(Supplied records):
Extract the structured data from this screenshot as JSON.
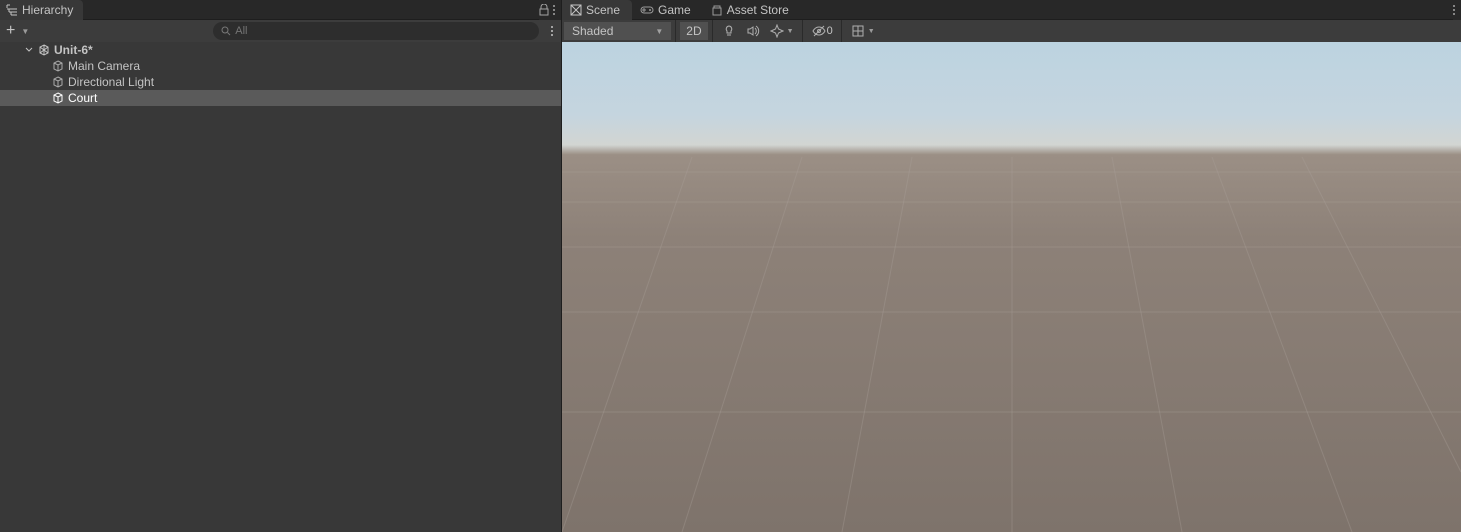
{
  "hierarchy": {
    "tab_label": "Hierarchy",
    "search_placeholder": "All",
    "scene_name": "Unit-6*",
    "items": [
      {
        "name": "Main Camera"
      },
      {
        "name": "Directional Light"
      },
      {
        "name": "Court",
        "selected": true
      }
    ]
  },
  "scene": {
    "tabs": [
      {
        "label": "Scene",
        "icon": "scene-icon",
        "active": true
      },
      {
        "label": "Game",
        "icon": "game-icon",
        "active": false
      },
      {
        "label": "Asset Store",
        "icon": "store-icon",
        "active": false
      }
    ],
    "shading_mode": "Shaded",
    "two_d_label": "2D",
    "hidden_count": "0"
  }
}
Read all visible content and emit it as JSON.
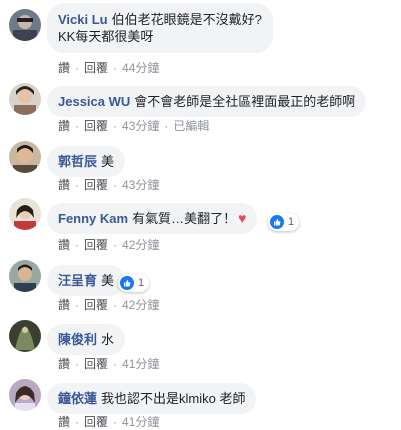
{
  "actions": {
    "like": "讚",
    "reply": "回覆"
  },
  "comments": [
    {
      "author": "Vicki Lu",
      "line1": "伯伯老花眼鏡是不沒戴好?",
      "line2": "KK每天都很美呀",
      "time": "44分鐘"
    },
    {
      "author": "Jessica WU",
      "text": "會不會老師是全社區裡面最正的老師啊",
      "time": "43分鐘",
      "edited": "已編輯"
    },
    {
      "author": "郭哲辰",
      "text": "美",
      "time": "43分鐘"
    },
    {
      "author": "Fenny Kam",
      "text": "有氣質…美翻了！",
      "heart": "♥",
      "reactions": "1",
      "time": "42分鐘"
    },
    {
      "author": "汪呈育",
      "text": "美",
      "reactions": "1",
      "time": "42分鐘"
    },
    {
      "author": "陳俊利",
      "text": "水",
      "time": "41分鐘"
    },
    {
      "author": "鐘依蓮",
      "text": "我也認不出是klmiko 老師",
      "time": "41分鐘"
    }
  ],
  "colors": {
    "author": "#385898",
    "bubble": "#f2f3f5",
    "like_badge": "#1877f2",
    "heart": "#e64a5c"
  }
}
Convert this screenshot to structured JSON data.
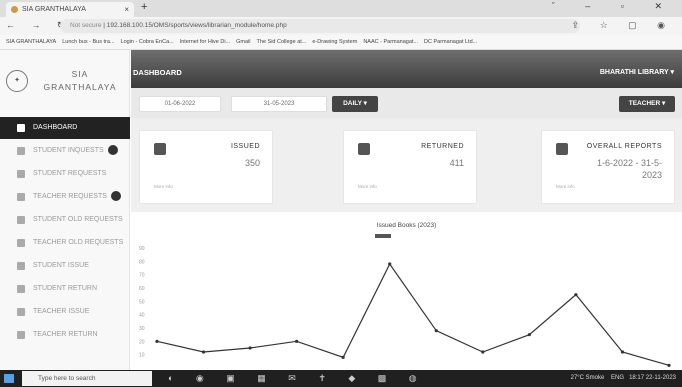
{
  "browser": {
    "tab_title": "SIA GRANTHALAYA",
    "new_tab": "+",
    "window_controls": "ˇ – ▫ ✕",
    "nav": "← → ↻",
    "security": "Not secure",
    "url": "192.168.100.15/OMS/sports/views/librarian_module/home.php",
    "addr_icons": "⇪ ☆ ▢ ◉",
    "bookmarks": [
      "SIA GRANTHALAYA",
      "Lunch bus - Bus tra...",
      "Login - Cobra EnCa...",
      "Internet for Hive Di...",
      "Gmail",
      "The Sid College at...",
      "e-Drawing System",
      "NAAC - Parmanagat...",
      "DC Parmanagat Ltd..."
    ]
  },
  "sidebar": {
    "brand_line1": "SIA",
    "brand_line2": "GRANTHALAYA",
    "seal_text": "✦",
    "items": [
      {
        "label": "DASHBOARD",
        "active": true
      },
      {
        "label": "STUDENT INQUESTS",
        "badge": true
      },
      {
        "label": "STUDENT REQUESTS"
      },
      {
        "label": "TEACHER REQUESTS",
        "badge": true
      },
      {
        "label": "STUDENT OLD REQUESTS"
      },
      {
        "label": "TEACHER OLD REQUESTS"
      },
      {
        "label": "STUDENT ISSUE"
      },
      {
        "label": "STUDENT RETURN"
      },
      {
        "label": "TEACHER ISSUE"
      },
      {
        "label": "TEACHER RETURN"
      }
    ]
  },
  "header": {
    "title": "DASHBOARD",
    "user": "BHARATHI LIBRARY ▾"
  },
  "filters": {
    "from_date": "01-06-2022",
    "to_date": "31-05-2023",
    "period": "DAILY ▾",
    "role": "TEACHER ▾"
  },
  "cards": [
    {
      "label": "ISSUED",
      "value": "350",
      "sub": "More info"
    },
    {
      "label": "RETURNED",
      "value": "411",
      "sub": "More info"
    },
    {
      "label": "OVERALL REPORTS",
      "value": "1-6-2022 - 31-5-2023",
      "sub": "More info"
    }
  ],
  "chart_data": {
    "type": "line",
    "title": "Issued Books (2023)",
    "x": [
      1,
      2,
      3,
      4,
      5,
      6,
      7,
      8,
      9,
      10,
      11,
      12
    ],
    "values": [
      20,
      12,
      15,
      20,
      8,
      78,
      28,
      12,
      25,
      55,
      12,
      2
    ],
    "ylim": [
      0,
      90
    ],
    "yticks": [
      10,
      20,
      30,
      40,
      50,
      60,
      70,
      80,
      90
    ],
    "ytick_labels": [
      "10",
      "20",
      "30",
      "40",
      "50",
      "60",
      "70",
      "80",
      "90"
    ],
    "grid": false,
    "legend": "top-center",
    "color": "#333333"
  },
  "taskbar": {
    "search_placeholder": "Type here to search",
    "weather": "27°C Smoke",
    "lang": "ENG",
    "time": "18:17",
    "date": "22-11-2023"
  }
}
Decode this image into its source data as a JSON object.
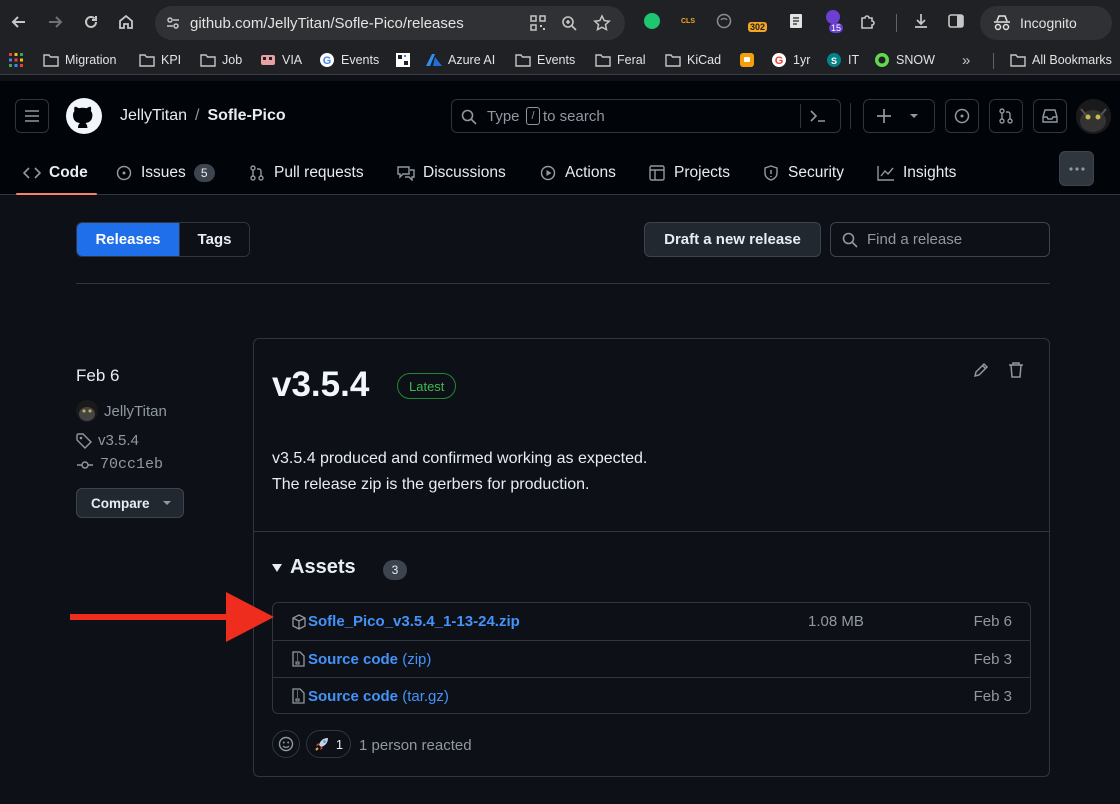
{
  "browser": {
    "url": "github.com/JellyTitan/Sofle-Pico/releases",
    "badges": {
      "cls": "CLS",
      "count302": "302",
      "count15": "15"
    },
    "incognito_label": "Incognito"
  },
  "bookmarks": {
    "items": [
      "Migration",
      "KPI",
      "Job",
      "VIA",
      "Events",
      "",
      "Azure AI",
      "Events",
      "Feral",
      "KiCad",
      "",
      "1yr",
      "IT",
      "SNOW"
    ],
    "all_label": "All Bookmarks"
  },
  "header": {
    "owner": "JellyTitan",
    "sep": "/",
    "repo": "Sofle-Pico",
    "search_type": "Type",
    "search_key": "/",
    "search_rest": "to search"
  },
  "tabs": [
    {
      "label": "Code",
      "icon": "code-icon"
    },
    {
      "label": "Issues",
      "icon": "issue-icon",
      "count": "5"
    },
    {
      "label": "Pull requests",
      "icon": "pull-request-icon"
    },
    {
      "label": "Discussions",
      "icon": "discussion-icon"
    },
    {
      "label": "Actions",
      "icon": "play-icon"
    },
    {
      "label": "Projects",
      "icon": "table-icon"
    },
    {
      "label": "Security",
      "icon": "shield-icon"
    },
    {
      "label": "Insights",
      "icon": "graph-icon"
    }
  ],
  "releases_page": {
    "releases_tab": "Releases",
    "tags_tab": "Tags",
    "draft_button": "Draft a new release",
    "find_placeholder": "Find a release"
  },
  "release": {
    "date": "Feb 6",
    "author": "JellyTitan",
    "tag": "v3.5.4",
    "commit": "70cc1eb",
    "compare_label": "Compare",
    "title": "v3.5.4",
    "badge": "Latest",
    "body_line1": "v3.5.4 produced and confirmed working as expected.",
    "body_line2": "The release zip is the gerbers for production.",
    "assets_label": "Assets",
    "assets_count": "3",
    "assets": [
      {
        "name": "Sofle_Pico_v3.5.4_1-13-24.zip",
        "ext": "",
        "size": "1.08 MB",
        "date": "Feb 6",
        "icon": "package-icon"
      },
      {
        "name": "Source code",
        "ext": "(zip)",
        "size": "",
        "date": "Feb 3",
        "icon": "file-zip-icon"
      },
      {
        "name": "Source code",
        "ext": "(tar.gz)",
        "size": "",
        "date": "Feb 3",
        "icon": "file-zip-icon"
      }
    ],
    "rocket_count": "1",
    "reacted_text": "1 person reacted"
  },
  "colors": {
    "accent": "#1f6feb",
    "link": "#4493f8",
    "arrow": "#ee2d1f",
    "latest": "#3fb950"
  }
}
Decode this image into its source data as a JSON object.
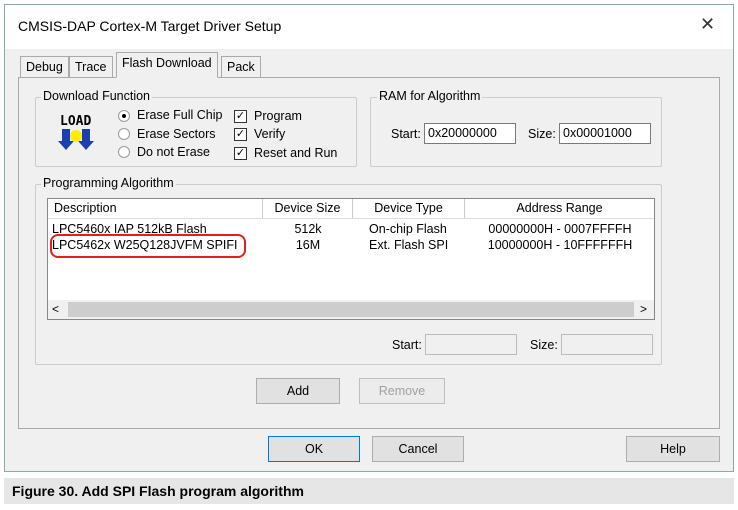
{
  "window": {
    "title": "CMSIS-DAP Cortex-M Target Driver Setup",
    "close": "✕"
  },
  "tabs": [
    "Debug",
    "Trace",
    "Flash Download",
    "Pack"
  ],
  "download_function": {
    "label": "Download Function",
    "icon_text": "LOAD",
    "radios": [
      {
        "label": "Erase Full Chip",
        "selected": true
      },
      {
        "label": "Erase Sectors",
        "selected": false
      },
      {
        "label": "Do not Erase",
        "selected": false
      }
    ],
    "checks": [
      {
        "label": "Program",
        "checked": true
      },
      {
        "label": "Verify",
        "checked": true
      },
      {
        "label": "Reset and Run",
        "checked": true
      }
    ]
  },
  "ram": {
    "label": "RAM for Algorithm",
    "start_label": "Start:",
    "start": "0x20000000",
    "size_label": "Size:",
    "size": "0x00001000"
  },
  "algorithm": {
    "label": "Programming Algorithm",
    "columns": [
      "Description",
      "Device Size",
      "Device Type",
      "Address Range"
    ],
    "rows": [
      [
        "LPC5460x IAP 512kB Flash",
        "512k",
        "On-chip Flash",
        "00000000H - 0007FFFFH"
      ],
      [
        "LPC5462x W25Q128JVFM SPIFI",
        "16M",
        "Ext. Flash SPI",
        "10000000H - 10FFFFFFH"
      ]
    ],
    "start_label": "Start:",
    "start": "",
    "size_label": "Size:",
    "size": "",
    "highlight_color": "#e02020"
  },
  "buttons": {
    "add": "Add",
    "remove": "Remove",
    "ok": "OK",
    "cancel": "Cancel",
    "help": "Help"
  },
  "caption": "Figure 30.  Add SPI Flash program algorithm"
}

(Short problem): Copy each line in the data that holds the word "author".

(Task result):
      "author": "Vicki Lu",
      "author": "Jessica WU",
      "author": "郭哲辰",
      "author": "Fenny Kam",
      "author": "汪呈育",
      "author": "陳俊利",
      "author": "鐘依蓮",
    "author": "#385898",
    "author": "JellyTitan",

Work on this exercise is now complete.